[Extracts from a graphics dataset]

• • •

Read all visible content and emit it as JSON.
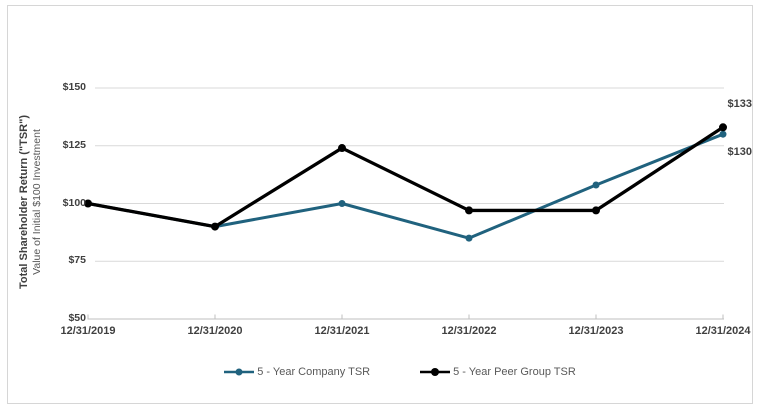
{
  "chart_data": {
    "type": "line",
    "y_axis_title_line1": "Total Shareholder Return (\"TSR\")",
    "y_axis_title_line2": "Value of Initial $100 Investment",
    "x": [
      "12/31/2019",
      "12/31/2020",
      "12/31/2021",
      "12/31/2022",
      "12/31/2023",
      "12/31/2024"
    ],
    "y_ticks": [
      {
        "value": 50,
        "label": "$50"
      },
      {
        "value": 75,
        "label": "$75"
      },
      {
        "value": 100,
        "label": "$100"
      },
      {
        "value": 125,
        "label": "$125"
      },
      {
        "value": 150,
        "label": "$150"
      }
    ],
    "ylim": [
      50,
      150
    ],
    "grid": "horizontal",
    "legend_position": "bottom",
    "series": [
      {
        "name": "5 - Year Company TSR",
        "color": "#20627e",
        "values": [
          100,
          90,
          100,
          85,
          108,
          130
        ],
        "end_label": "$130"
      },
      {
        "name": "5 - Year Peer Group TSR",
        "color": "#000000",
        "values": [
          100,
          90,
          124,
          97,
          97,
          133
        ],
        "end_label": "$133"
      }
    ],
    "colors": {
      "gridline": "#d9d9d9",
      "axis": "#bfbfbf",
      "tick_label": "#404040",
      "legend_text": "#595959"
    }
  }
}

• • •

[Goal]: Return the material exactly as given, apart from the pictures.

[Solution to this exercise]:
Read all visible content and emit it as JSON.
{
  "chart_data": {
    "type": "line",
    "y_axis_title_line1": "Total Shareholder Return (\"TSR\")",
    "y_axis_title_line2": "Value of Initial $100 Investment",
    "x": [
      "12/31/2019",
      "12/31/2020",
      "12/31/2021",
      "12/31/2022",
      "12/31/2023",
      "12/31/2024"
    ],
    "y_ticks": [
      {
        "value": 50,
        "label": "$50"
      },
      {
        "value": 75,
        "label": "$75"
      },
      {
        "value": 100,
        "label": "$100"
      },
      {
        "value": 125,
        "label": "$125"
      },
      {
        "value": 150,
        "label": "$150"
      }
    ],
    "ylim": [
      50,
      150
    ],
    "grid": "horizontal",
    "legend_position": "bottom",
    "series": [
      {
        "name": "5 - Year Company TSR",
        "color": "#20627e",
        "values": [
          100,
          90,
          100,
          85,
          108,
          130
        ],
        "end_label": "$130"
      },
      {
        "name": "5 - Year Peer Group TSR",
        "color": "#000000",
        "values": [
          100,
          90,
          124,
          97,
          97,
          133
        ],
        "end_label": "$133"
      }
    ],
    "colors": {
      "gridline": "#d9d9d9",
      "axis": "#bfbfbf",
      "tick_label": "#404040",
      "legend_text": "#595959"
    }
  }
}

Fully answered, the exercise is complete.